§ What this task involves: Tally all lines containing the word "percent". Give the number alone.

§ Material provided:
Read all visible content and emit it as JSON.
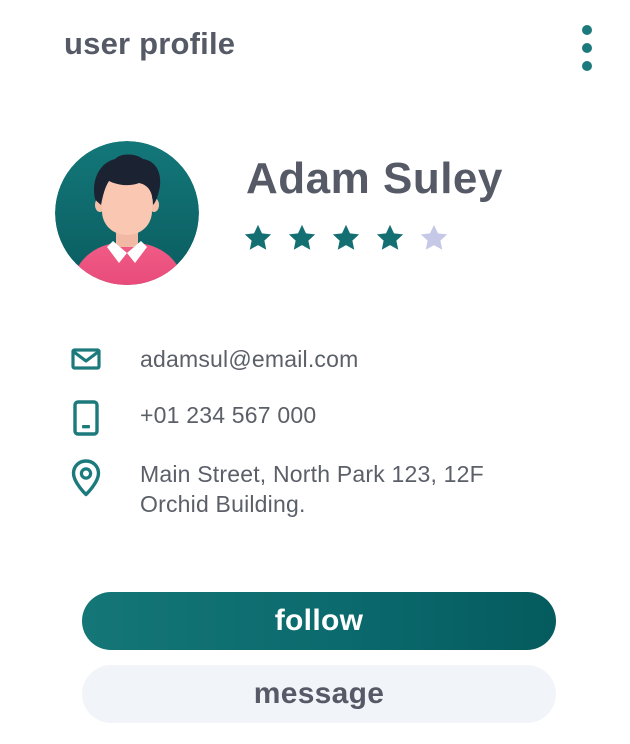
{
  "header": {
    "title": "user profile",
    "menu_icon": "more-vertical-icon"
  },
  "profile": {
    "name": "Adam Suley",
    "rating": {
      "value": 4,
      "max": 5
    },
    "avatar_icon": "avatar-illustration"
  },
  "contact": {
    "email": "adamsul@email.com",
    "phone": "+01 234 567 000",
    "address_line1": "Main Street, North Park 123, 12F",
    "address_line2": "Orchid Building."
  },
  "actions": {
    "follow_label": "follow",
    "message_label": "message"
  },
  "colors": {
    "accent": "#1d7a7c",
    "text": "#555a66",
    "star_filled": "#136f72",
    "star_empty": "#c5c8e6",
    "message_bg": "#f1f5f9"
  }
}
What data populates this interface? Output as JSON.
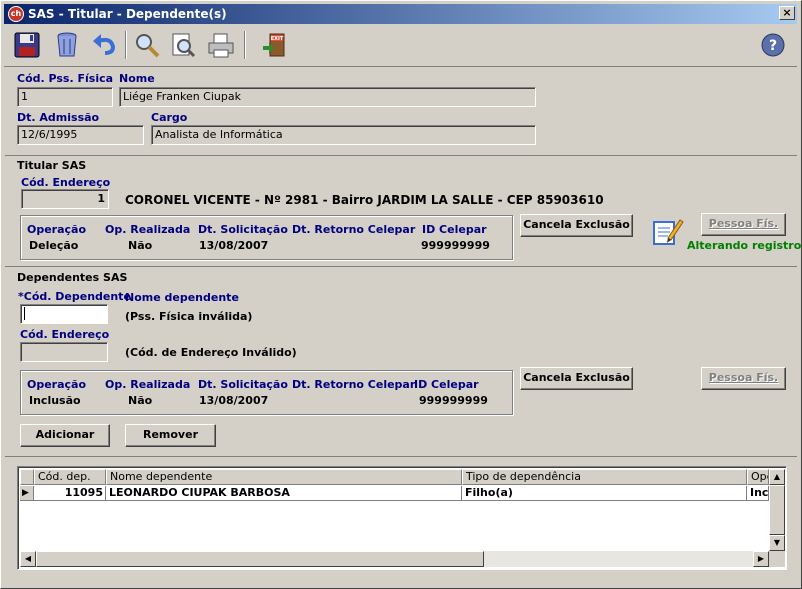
==
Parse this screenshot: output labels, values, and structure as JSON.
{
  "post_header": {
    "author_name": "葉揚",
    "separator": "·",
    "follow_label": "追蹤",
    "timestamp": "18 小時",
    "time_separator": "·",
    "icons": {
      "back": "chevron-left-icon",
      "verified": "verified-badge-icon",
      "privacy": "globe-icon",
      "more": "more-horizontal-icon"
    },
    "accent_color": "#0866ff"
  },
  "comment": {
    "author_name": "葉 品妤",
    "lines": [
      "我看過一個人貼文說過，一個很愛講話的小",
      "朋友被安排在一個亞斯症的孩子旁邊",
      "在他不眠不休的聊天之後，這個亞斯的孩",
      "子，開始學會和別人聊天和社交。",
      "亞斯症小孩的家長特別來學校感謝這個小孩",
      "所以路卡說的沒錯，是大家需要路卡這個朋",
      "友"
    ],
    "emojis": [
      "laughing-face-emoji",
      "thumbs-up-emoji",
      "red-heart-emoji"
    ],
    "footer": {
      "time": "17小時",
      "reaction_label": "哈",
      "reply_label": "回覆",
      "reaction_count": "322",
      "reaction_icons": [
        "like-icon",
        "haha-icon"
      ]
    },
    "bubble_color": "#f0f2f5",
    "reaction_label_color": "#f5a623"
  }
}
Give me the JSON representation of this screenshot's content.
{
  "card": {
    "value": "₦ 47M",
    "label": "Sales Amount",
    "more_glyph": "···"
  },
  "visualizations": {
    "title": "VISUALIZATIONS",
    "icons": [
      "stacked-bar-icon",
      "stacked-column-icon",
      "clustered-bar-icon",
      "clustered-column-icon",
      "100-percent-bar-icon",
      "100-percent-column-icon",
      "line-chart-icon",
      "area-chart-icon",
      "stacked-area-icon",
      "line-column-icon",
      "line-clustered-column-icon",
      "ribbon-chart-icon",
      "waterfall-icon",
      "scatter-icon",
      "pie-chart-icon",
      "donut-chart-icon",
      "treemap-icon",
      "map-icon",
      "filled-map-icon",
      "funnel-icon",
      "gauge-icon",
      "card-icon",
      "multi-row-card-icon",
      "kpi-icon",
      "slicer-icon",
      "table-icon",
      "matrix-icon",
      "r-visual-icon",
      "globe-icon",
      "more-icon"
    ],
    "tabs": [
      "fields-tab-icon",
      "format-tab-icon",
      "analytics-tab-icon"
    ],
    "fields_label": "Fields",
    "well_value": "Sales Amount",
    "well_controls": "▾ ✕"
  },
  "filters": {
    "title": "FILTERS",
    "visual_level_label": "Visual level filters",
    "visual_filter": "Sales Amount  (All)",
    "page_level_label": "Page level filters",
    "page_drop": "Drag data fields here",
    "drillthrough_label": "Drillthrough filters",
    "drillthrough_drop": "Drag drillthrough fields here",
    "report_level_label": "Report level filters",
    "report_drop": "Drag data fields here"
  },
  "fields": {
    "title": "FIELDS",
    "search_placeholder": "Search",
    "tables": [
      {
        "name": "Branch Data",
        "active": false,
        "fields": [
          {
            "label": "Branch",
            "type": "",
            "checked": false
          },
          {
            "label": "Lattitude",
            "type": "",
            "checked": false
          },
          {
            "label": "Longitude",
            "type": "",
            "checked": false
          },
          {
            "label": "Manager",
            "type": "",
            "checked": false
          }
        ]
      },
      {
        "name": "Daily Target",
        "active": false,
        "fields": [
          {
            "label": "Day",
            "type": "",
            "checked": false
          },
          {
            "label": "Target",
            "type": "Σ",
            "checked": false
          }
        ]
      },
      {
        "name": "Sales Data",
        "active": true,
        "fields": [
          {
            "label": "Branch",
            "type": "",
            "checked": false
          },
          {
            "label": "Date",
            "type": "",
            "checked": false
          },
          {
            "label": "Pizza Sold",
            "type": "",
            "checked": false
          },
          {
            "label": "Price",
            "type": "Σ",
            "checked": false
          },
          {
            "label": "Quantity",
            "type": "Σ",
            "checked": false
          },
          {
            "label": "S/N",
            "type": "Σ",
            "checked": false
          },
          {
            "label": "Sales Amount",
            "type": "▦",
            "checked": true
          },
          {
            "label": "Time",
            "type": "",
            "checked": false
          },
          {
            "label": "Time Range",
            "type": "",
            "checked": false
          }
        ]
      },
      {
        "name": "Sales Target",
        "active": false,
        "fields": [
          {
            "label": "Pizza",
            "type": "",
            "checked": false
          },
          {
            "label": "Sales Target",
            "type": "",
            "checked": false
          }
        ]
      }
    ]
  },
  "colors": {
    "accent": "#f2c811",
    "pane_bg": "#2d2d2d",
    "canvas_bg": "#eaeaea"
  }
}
...
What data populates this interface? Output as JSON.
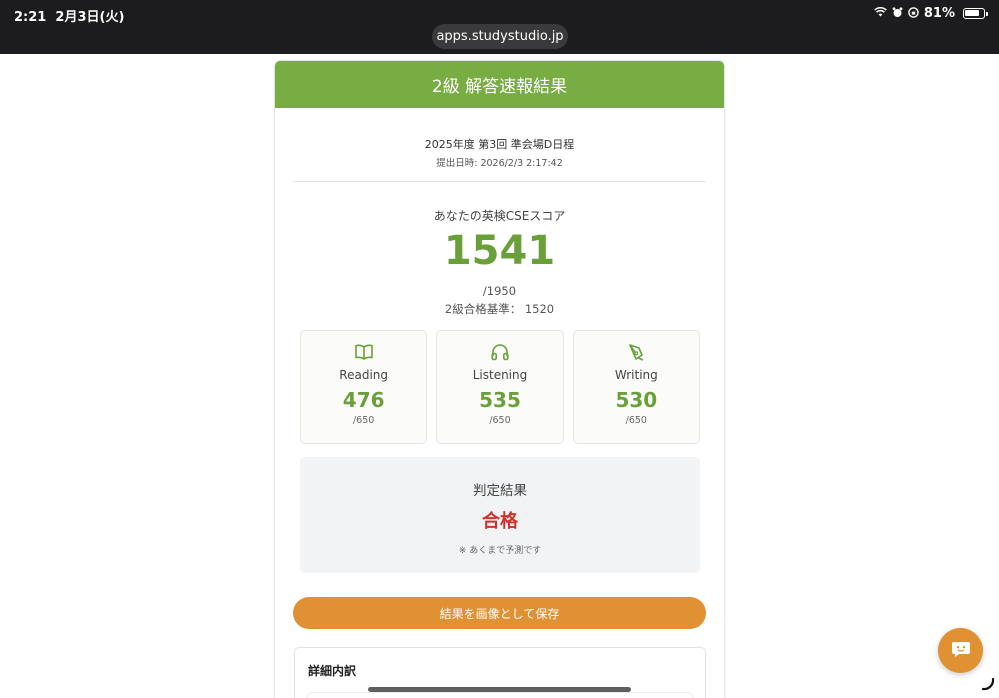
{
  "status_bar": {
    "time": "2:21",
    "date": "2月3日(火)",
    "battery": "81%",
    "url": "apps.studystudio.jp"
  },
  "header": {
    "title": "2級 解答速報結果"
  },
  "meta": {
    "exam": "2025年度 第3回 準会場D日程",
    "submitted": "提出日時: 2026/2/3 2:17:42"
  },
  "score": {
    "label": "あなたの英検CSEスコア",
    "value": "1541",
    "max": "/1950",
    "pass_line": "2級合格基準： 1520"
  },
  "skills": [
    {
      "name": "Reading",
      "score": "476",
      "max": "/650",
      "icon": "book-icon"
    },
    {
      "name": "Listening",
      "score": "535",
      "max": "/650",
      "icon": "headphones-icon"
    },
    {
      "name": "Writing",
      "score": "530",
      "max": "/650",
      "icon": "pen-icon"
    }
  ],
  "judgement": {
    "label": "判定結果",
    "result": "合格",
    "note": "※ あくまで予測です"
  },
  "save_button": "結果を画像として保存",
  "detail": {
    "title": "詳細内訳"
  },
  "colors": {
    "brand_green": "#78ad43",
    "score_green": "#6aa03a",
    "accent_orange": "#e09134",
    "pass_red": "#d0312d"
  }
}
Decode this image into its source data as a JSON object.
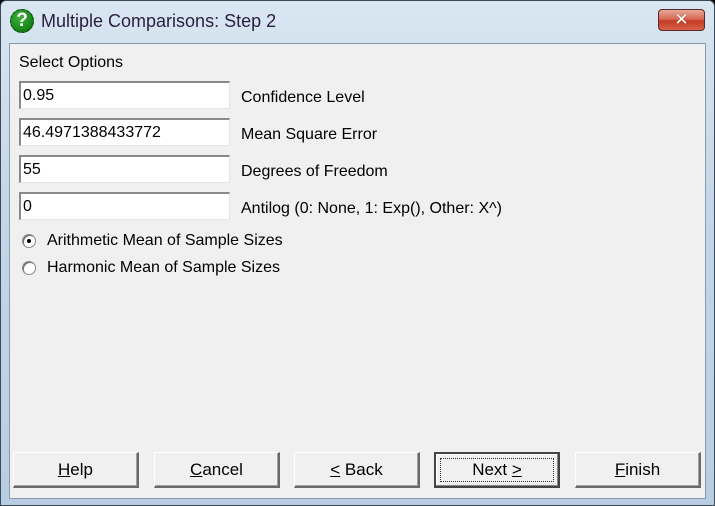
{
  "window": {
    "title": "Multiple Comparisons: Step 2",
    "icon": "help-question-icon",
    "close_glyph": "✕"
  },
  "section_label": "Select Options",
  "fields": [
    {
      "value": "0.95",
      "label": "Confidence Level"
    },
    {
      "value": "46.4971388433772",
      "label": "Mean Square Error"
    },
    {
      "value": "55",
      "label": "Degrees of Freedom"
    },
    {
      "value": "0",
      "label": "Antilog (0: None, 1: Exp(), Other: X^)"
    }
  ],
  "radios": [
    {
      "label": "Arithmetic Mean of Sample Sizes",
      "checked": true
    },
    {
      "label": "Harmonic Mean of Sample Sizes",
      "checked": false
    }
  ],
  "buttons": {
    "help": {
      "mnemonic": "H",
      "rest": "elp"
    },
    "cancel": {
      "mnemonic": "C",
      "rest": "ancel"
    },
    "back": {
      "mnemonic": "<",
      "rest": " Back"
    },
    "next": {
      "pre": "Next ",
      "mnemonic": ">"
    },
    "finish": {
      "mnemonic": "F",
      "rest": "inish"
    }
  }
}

§ Response below: 2